* [Challenge] Type out the material below exactly.

* [Data extract]
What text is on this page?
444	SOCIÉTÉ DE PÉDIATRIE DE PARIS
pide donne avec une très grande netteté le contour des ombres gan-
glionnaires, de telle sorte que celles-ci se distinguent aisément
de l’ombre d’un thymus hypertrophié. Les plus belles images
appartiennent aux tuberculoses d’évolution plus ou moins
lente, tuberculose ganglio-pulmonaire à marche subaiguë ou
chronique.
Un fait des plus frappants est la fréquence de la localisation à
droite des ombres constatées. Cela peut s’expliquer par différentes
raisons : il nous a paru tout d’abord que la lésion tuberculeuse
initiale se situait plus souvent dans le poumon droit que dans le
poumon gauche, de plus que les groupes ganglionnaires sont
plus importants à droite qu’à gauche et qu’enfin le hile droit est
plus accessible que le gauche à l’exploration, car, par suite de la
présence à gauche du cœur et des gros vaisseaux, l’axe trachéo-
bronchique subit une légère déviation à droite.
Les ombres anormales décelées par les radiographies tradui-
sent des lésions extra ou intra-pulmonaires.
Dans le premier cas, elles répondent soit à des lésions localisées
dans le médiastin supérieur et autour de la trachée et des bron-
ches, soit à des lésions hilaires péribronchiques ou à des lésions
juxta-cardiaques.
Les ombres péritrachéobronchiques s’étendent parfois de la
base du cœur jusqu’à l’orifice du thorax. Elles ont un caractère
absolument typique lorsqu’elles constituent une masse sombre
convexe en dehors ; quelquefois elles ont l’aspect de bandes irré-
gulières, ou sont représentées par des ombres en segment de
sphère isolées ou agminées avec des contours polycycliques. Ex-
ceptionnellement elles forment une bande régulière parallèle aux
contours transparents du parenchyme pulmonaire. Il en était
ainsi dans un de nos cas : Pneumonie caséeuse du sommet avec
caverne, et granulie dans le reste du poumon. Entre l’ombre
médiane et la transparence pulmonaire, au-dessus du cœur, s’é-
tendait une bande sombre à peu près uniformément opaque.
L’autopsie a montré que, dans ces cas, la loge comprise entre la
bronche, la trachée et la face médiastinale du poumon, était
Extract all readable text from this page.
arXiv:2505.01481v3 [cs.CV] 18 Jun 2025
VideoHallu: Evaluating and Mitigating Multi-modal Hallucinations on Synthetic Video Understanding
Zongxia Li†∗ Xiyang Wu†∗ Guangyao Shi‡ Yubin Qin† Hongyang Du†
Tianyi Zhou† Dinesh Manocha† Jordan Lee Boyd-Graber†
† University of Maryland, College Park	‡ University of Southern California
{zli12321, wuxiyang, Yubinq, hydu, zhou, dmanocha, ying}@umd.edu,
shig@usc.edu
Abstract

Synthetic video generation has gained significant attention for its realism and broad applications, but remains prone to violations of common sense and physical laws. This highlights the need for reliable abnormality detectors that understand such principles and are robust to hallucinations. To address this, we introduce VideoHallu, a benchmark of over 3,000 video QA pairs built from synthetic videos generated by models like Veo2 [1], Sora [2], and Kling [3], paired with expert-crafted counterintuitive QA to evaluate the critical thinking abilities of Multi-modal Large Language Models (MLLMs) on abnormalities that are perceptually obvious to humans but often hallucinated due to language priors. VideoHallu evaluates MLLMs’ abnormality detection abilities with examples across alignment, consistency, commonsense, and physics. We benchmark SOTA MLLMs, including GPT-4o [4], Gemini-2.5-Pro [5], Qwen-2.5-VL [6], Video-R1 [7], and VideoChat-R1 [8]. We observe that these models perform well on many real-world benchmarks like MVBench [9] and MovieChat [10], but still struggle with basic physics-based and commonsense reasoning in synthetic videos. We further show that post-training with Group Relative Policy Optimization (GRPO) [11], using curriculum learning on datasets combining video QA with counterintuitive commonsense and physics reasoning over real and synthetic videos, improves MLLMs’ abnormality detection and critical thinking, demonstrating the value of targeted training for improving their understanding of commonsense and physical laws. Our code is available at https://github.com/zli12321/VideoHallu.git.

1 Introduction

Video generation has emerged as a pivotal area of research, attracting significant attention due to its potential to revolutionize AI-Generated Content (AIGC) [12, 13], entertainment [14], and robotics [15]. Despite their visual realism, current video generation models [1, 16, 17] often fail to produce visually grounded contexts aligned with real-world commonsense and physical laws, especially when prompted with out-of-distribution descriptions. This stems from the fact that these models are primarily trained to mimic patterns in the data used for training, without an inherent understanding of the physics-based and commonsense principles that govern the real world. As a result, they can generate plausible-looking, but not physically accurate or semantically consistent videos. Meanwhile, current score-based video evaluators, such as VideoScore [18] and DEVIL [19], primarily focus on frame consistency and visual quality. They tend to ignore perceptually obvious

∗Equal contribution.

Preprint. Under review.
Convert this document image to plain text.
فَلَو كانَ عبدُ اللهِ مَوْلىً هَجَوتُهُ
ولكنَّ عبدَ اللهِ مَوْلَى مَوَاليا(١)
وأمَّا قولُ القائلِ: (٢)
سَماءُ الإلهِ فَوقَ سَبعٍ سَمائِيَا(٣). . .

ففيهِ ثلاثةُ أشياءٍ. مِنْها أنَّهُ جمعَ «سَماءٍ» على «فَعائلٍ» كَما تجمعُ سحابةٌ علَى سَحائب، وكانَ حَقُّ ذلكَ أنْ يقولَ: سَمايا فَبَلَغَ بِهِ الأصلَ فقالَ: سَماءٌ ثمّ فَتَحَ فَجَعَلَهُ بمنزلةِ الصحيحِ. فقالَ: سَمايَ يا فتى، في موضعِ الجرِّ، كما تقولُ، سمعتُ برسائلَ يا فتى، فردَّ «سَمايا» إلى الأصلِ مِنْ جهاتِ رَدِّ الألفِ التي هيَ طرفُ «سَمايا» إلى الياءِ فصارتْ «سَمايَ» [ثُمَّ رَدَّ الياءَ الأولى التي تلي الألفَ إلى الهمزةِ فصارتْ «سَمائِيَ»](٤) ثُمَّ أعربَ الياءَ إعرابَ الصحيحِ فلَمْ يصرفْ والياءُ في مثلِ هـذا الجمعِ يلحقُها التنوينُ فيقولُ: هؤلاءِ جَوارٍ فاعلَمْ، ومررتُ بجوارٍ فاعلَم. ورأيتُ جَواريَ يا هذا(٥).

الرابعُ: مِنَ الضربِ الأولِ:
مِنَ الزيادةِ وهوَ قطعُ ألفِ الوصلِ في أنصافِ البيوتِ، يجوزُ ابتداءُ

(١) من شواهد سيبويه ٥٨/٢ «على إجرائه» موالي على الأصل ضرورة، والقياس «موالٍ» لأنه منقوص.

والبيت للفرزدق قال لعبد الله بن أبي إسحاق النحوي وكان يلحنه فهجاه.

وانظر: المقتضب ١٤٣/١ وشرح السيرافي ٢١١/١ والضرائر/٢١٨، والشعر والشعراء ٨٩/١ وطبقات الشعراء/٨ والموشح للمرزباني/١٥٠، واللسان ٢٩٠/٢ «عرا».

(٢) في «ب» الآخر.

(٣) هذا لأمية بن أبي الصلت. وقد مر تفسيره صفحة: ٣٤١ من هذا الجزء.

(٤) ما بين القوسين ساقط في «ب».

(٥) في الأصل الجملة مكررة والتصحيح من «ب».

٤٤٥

* [Solution for this problem]
What text is on this page?
444	SOCIÉTÉ DE PÉDIATRIE DE PARIS
pide donne avec une très grande netteté le contour des ombres gan-
glionnaires, de telle sorte que celles-ci se distinguent aisément
de l’ombre d’un thymus hypertrophié. Les plus belles images
appartiennent aux tuberculoses d’évolution plus ou moins
lente, tuberculose ganglio-pulmonaire à marche subaiguë ou
chronique.
Un fait des plus frappants est la fréquence de la localisation à
droite des ombres constatées. Cela peut s’expliquer par différentes
raisons : il nous a paru tout d’abord que la lésion tuberculeuse
initiale se situait plus souvent dans le poumon droit que dans le
poumon gauche, de plus que les groupes ganglionnaires sont
plus importants à droite qu’à gauche et qu’enfin le hile droit est
plus accessible que le gauche à l’exploration, car, par suite de la
présence à gauche du cœur et des gros vaisseaux, l’axe trachéo-
bronchique subit une légère déviation à droite.
Les ombres anormales décelées par les radiographies tradui-
sent des lésions extra ou intra-pulmonaires.
Dans le premier cas, elles répondent soit à des lésions localisées
dans le médiastin supérieur et autour de la trachée et des bron-
ches, soit à des lésions hilaires péribronchiques ou à des lésions
juxta-cardiaques.
Les ombres péritrachéobronchiques s’étendent parfois de la
base du cœur jusqu’à l’orifice du thorax. Elles ont un caractère
absolument typique lorsqu’elles constituent une masse sombre
convexe en dehors ; quelquefois elles ont l’aspect de bandes irré-
gulières, ou sont représentées par des ombres en segment de
sphère isolées ou agminées avec des contours polycycliques. Ex-
ceptionnellement elles forment une bande régulière parallèle aux
contours transparents du parenchyme pulmonaire. Il en était
ainsi dans un de nos cas : Pneumonie caséeuse du sommet avec
caverne, et granulie dans le reste du poumon. Entre l’ombre
médiane et la transparence pulmonaire, au-dessus du cœur, s’é-
tendait une bande sombre à peu près uniformément opaque.
L’autopsie a montré que, dans ces cas, la loge comprise entre la
bronche, la trachée et la face médiastinale du poumon, était
Extract all readable text from this page.
arXiv:2505.01481v3 [cs.CV] 18 Jun 2025
VideoHallu: Evaluating and Mitigating Multi-modal Hallucinations on Synthetic Video Understanding
Zongxia Li†∗ Xiyang Wu†∗ Guangyao Shi‡ Yubin Qin† Hongyang Du†
Tianyi Zhou† Dinesh Manocha† Jordan Lee Boyd-Graber†
† University of Maryland, College Park	‡ University of Southern California
{zli12321, wuxiyang, Yubinq, hydu, zhou, dmanocha, ying}@umd.edu,
shig@usc.edu
Abstract

Synthetic video generation has gained significant attention for its realism and broad applications, but remains prone to violations of common sense and physical laws. This highlights the need for reliable abnormality detectors that understand such principles and are robust to hallucinations. To address this, we introduce VideoHallu, a benchmark of over 3,000 video QA pairs built from synthetic videos generated by models like Veo2 [1], Sora [2], and Kling [3], paired with expert-crafted counterintuitive QA to evaluate the critical thinking abilities of Multi-modal Large Language Models (MLLMs) on abnormalities that are perceptually obvious to humans but often hallucinated due to language priors. VideoHallu evaluates MLLMs’ abnormality detection abilities with examples across alignment, consistency, commonsense, and physics. We benchmark SOTA MLLMs, including GPT-4o [4], Gemini-2.5-Pro [5], Qwen-2.5-VL [6], Video-R1 [7], and VideoChat-R1 [8]. We observe that these models perform well on many real-world benchmarks like MVBench [9] and MovieChat [10], but still struggle with basic physics-based and commonsense reasoning in synthetic videos. We further show that post-training with Group Relative Policy Optimization (GRPO) [11], using curriculum learning on datasets combining video QA with counterintuitive commonsense and physics reasoning over real and synthetic videos, improves MLLMs’ abnormality detection and critical thinking, demonstrating the value of targeted training for improving their understanding of commonsense and physical laws. Our code is available at https://github.com/zli12321/VideoHallu.git.

1 Introduction

Video generation has emerged as a pivotal area of research, attracting significant attention due to its potential to revolutionize AI-Generated Content (AIGC) [12, 13], entertainment [14], and robotics [15]. Despite their visual realism, current video generation models [1, 16, 17] often fail to produce visually grounded contexts aligned with real-world commonsense and physical laws, especially when prompted with out-of-distribution descriptions. This stems from the fact that these models are primarily trained to mimic patterns in the data used for training, without an inherent understanding of the physics-based and commonsense principles that govern the real world. As a result, they can generate plausible-looking, but not physically accurate or semantically consistent videos. Meanwhile, current score-based video evaluators, such as VideoScore [18] and DEVIL [19], primarily focus on frame consistency and visual quality. They tend to ignore perceptually obvious

∗Equal contribution.

Preprint. Under review.
Convert this document image to plain text.
فَلَو كانَ عبدُ اللهِ مَوْلىً هَجَوتُهُ
ولكنَّ عبدَ اللهِ مَوْلَى مَوَاليا(١)
وأمَّا قولُ القائلِ: (٢)
سَماءُ الإلهِ فَوقَ سَبعٍ سَمائِيَا(٣). . .

ففيهِ ثلاثةُ أشياءٍ. مِنْها أنَّهُ جمعَ «سَماءٍ» على «فَعائلٍ» كَما تجمعُ سحابةٌ علَى سَحائب، وكانَ حَقُّ ذلكَ أنْ يقولَ: سَمايا فَبَلَغَ بِهِ الأصلَ فقالَ: سَماءٌ ثمّ فَتَحَ فَجَعَلَهُ بمنزلةِ الصحيحِ. فقالَ: سَمايَ يا فتى، في موضعِ الجرِّ، كما تقولُ، سمعتُ برسائلَ يا فتى، فردَّ «سَمايا» إلى الأصلِ مِنْ جهاتِ رَدِّ الألفِ التي هيَ طرفُ «سَمايا» إلى الياءِ فصارتْ «سَمايَ» [ثُمَّ رَدَّ الياءَ الأولى التي تلي الألفَ إلى الهمزةِ فصارتْ «سَمائِيَ»](٤) ثُمَّ أعربَ الياءَ إعرابَ الصحيحِ فلَمْ يصرفْ والياءُ في مثلِ هـذا الجمعِ يلحقُها التنوينُ فيقولُ: هؤلاءِ جَوارٍ فاعلَمْ، ومررتُ بجوارٍ فاعلَم. ورأيتُ جَواريَ يا هذا(٥).

الرابعُ: مِنَ الضربِ الأولِ:
مِنَ الزيادةِ وهوَ قطعُ ألفِ الوصلِ في أنصافِ البيوتِ، يجوزُ ابتداءُ

(١) من شواهد سيبويه ٥٨/٢ «على إجرائه» موالي على الأصل ضرورة، والقياس «موالٍ» لأنه منقوص.

والبيت للفرزدق قال لعبد الله بن أبي إسحاق النحوي وكان يلحنه فهجاه.

وانظر: المقتضب ١٤٣/١ وشرح السيرافي ٢١١/١ والضرائر/٢١٨، والشعر والشعراء ٨٩/١ وطبقات الشعراء/٨ والموشح للمرزباني/١٥٠، واللسان ٢٩٠/٢ «عرا».

(٢) في «ب» الآخر.

(٣) هذا لأمية بن أبي الصلت. وقد مر تفسيره صفحة: ٣٤١ من هذا الجزء.

(٤) ما بين القوسين ساقط في «ب».

(٥) في الأصل الجملة مكررة والتصحيح من «ب».

٤٤٥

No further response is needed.